▶ _What to produce_
In how many lines of the data does the word "name" appear? Give the number by itself.
Begin Provided information
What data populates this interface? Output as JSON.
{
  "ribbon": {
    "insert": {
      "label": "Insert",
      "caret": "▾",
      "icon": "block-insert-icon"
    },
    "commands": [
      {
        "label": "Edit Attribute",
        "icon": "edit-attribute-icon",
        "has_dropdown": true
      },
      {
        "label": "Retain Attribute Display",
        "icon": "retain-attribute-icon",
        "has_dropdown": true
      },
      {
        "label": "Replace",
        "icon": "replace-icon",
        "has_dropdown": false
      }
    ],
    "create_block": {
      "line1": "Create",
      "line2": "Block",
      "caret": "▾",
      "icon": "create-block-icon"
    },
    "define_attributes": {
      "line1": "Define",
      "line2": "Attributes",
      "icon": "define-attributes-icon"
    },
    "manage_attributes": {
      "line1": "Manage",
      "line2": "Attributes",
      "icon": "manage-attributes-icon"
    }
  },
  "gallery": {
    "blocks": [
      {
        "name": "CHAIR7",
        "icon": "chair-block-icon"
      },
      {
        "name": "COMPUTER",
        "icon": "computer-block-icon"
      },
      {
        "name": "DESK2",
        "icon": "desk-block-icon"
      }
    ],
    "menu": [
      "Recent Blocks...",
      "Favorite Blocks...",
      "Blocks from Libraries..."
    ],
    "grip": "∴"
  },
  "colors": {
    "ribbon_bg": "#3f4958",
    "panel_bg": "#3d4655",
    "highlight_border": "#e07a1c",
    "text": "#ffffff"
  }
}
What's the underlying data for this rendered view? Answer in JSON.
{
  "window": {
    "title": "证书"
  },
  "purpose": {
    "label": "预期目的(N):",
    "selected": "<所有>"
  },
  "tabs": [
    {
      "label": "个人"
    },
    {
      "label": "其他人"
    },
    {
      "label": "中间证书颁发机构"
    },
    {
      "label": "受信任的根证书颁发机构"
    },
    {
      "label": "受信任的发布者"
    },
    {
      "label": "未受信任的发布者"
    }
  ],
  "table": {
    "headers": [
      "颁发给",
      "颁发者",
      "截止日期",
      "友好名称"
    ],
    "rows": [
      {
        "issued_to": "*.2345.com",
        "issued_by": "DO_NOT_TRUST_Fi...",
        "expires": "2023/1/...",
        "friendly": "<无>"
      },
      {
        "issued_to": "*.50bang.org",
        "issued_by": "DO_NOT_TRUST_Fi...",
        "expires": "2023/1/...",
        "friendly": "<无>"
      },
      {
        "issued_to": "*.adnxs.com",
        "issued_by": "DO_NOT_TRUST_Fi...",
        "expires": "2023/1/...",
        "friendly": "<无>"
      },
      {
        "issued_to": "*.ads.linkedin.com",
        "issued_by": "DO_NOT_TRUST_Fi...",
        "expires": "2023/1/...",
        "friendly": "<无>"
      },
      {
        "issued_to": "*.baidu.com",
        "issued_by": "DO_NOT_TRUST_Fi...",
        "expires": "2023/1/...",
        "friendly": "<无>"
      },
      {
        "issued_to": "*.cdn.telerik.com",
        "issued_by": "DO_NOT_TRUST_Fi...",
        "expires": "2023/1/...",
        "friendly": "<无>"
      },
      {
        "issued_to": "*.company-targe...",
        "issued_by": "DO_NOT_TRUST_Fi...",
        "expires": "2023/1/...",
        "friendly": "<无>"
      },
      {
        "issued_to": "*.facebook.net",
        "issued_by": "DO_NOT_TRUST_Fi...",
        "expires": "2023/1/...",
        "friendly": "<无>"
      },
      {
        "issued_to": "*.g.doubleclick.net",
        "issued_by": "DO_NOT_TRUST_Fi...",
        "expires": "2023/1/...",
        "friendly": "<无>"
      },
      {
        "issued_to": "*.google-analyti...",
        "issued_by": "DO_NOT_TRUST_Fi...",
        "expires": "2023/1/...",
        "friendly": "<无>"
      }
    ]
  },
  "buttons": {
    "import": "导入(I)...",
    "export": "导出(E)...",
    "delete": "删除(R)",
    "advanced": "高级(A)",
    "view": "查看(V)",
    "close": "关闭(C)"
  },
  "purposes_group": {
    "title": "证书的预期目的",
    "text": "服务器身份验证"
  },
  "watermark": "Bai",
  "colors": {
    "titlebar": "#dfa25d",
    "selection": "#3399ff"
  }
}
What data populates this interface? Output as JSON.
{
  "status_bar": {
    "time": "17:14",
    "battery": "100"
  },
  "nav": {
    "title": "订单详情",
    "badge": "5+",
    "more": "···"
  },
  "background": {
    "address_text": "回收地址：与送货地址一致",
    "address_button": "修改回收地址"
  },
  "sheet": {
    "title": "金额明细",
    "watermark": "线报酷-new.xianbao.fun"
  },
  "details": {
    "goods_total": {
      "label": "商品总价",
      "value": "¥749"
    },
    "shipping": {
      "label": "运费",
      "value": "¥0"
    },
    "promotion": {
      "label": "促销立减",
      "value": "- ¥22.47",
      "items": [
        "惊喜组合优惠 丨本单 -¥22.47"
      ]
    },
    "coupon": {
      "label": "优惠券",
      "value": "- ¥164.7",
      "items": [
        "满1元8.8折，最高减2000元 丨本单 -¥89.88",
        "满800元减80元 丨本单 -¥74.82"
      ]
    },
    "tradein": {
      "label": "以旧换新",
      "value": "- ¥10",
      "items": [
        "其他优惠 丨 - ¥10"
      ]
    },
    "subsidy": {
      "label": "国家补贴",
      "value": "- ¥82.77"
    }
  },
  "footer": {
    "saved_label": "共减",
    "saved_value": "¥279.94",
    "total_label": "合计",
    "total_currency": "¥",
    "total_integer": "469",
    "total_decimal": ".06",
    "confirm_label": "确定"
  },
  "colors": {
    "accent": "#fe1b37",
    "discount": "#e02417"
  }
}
End Provided information
Begin Provided information
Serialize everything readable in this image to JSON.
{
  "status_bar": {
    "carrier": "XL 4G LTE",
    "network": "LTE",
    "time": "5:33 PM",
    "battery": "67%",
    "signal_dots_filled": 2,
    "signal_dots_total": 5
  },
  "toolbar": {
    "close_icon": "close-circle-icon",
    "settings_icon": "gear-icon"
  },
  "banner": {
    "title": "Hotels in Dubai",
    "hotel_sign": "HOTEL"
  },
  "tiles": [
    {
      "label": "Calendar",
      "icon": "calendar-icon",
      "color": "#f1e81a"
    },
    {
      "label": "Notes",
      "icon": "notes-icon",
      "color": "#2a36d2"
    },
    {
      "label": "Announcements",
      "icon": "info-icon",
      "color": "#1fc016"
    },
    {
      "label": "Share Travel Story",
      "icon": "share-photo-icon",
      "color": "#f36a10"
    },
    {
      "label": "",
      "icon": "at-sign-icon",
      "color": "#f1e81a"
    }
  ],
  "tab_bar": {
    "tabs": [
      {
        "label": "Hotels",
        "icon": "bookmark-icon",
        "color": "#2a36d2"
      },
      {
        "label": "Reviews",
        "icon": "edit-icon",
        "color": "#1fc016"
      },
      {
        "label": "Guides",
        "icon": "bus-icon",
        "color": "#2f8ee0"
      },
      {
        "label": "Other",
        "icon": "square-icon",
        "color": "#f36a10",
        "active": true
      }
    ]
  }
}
End Provided information
▶ _Answer to the problem_
3